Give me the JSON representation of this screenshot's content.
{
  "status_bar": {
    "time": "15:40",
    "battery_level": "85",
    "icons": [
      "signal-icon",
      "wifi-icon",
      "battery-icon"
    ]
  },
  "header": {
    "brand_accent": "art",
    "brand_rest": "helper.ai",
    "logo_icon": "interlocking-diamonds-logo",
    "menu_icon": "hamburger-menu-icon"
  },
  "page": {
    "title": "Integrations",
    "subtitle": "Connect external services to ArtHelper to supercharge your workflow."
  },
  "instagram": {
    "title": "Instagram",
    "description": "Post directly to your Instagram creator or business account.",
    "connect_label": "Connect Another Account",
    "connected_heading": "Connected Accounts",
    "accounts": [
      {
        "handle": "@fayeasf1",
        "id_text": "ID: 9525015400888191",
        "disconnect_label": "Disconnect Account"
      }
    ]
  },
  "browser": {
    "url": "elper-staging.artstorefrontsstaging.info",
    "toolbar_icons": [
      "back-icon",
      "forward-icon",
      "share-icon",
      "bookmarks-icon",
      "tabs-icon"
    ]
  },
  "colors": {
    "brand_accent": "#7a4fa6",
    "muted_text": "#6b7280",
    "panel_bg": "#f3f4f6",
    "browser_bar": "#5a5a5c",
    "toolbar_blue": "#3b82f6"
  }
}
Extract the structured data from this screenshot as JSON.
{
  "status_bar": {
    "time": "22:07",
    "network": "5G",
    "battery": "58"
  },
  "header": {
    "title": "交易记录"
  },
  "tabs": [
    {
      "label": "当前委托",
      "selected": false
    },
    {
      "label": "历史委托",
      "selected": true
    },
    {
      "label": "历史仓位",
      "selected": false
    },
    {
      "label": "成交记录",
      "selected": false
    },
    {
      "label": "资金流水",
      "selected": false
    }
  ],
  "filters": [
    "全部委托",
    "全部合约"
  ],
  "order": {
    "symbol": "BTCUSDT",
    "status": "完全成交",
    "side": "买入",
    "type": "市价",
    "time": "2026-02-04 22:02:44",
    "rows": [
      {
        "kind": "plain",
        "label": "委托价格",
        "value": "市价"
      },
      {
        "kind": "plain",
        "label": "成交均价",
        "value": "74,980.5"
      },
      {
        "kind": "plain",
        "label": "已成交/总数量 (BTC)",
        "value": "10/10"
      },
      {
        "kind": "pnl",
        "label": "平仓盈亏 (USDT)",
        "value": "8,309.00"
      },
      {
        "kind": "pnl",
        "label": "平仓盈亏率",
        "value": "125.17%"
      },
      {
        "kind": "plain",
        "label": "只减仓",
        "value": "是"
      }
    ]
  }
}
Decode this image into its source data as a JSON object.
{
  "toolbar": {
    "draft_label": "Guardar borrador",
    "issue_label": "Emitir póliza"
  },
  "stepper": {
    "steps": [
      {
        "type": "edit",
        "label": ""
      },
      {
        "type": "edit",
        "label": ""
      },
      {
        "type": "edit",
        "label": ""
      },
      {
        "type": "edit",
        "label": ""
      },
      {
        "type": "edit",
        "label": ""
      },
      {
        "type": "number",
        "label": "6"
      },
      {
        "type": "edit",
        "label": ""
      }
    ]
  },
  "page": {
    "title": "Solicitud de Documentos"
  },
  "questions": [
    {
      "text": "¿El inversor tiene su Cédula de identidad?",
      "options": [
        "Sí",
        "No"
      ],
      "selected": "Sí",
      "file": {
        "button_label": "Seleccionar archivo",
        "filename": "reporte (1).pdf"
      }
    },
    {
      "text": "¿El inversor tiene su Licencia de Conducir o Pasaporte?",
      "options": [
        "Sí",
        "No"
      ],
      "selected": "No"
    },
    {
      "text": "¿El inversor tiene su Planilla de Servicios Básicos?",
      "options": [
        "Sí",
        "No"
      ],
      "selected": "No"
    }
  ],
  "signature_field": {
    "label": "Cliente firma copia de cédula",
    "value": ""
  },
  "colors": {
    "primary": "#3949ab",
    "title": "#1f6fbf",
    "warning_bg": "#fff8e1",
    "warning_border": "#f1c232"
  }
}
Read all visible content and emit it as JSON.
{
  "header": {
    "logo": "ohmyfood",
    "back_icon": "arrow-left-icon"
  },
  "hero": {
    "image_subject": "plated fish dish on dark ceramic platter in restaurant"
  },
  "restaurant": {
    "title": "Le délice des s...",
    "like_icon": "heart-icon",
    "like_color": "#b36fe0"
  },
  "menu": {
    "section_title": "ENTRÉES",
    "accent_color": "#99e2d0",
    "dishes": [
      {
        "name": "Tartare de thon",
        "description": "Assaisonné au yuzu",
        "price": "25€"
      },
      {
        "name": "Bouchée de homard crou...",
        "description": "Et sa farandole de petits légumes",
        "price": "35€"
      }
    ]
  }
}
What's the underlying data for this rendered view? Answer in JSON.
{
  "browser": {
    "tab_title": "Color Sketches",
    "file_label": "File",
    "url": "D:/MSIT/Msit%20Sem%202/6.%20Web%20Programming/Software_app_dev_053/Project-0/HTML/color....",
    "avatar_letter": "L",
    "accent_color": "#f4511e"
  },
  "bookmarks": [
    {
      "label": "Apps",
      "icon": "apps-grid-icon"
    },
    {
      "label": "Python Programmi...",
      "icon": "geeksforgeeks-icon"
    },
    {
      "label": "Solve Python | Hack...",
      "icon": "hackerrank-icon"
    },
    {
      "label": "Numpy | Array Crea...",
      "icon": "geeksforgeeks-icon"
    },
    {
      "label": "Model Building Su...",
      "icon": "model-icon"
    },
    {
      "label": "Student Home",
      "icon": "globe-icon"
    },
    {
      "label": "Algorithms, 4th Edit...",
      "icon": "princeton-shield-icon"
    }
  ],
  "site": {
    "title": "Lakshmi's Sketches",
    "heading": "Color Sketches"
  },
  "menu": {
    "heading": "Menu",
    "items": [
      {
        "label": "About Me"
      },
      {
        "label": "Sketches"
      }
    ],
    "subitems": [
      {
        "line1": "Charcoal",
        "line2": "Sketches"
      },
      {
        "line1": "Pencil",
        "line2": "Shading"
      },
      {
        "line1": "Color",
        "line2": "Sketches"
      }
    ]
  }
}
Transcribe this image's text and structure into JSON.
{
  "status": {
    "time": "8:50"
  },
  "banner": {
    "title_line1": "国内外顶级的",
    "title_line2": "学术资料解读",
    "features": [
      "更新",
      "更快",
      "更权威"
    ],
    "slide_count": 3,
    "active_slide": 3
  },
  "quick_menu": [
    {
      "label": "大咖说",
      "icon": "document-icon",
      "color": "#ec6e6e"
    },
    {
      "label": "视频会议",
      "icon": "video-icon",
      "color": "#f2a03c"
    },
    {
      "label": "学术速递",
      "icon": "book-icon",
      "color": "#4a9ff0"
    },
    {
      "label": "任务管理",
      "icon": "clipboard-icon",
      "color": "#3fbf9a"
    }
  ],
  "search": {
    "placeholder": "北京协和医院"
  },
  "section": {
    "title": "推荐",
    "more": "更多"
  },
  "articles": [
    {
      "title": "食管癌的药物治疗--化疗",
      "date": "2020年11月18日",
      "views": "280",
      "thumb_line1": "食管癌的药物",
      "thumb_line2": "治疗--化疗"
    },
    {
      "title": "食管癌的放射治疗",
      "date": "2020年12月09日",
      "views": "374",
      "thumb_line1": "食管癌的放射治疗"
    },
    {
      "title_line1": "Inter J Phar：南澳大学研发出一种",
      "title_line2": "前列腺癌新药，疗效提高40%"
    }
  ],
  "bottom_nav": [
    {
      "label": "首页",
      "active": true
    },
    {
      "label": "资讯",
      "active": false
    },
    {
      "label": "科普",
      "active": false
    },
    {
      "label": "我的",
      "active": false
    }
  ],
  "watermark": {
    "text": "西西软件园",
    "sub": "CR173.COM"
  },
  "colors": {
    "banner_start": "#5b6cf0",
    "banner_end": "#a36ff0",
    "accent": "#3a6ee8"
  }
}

+++++

→ Request
Find each line holding "data". Copy it out.

→ Solution to the exercise
Extract the structured data from this screenshot as JSON.
Decode this image into its source data as a JSON object.
What's the underlying data for this rendered view? Answer in JSON.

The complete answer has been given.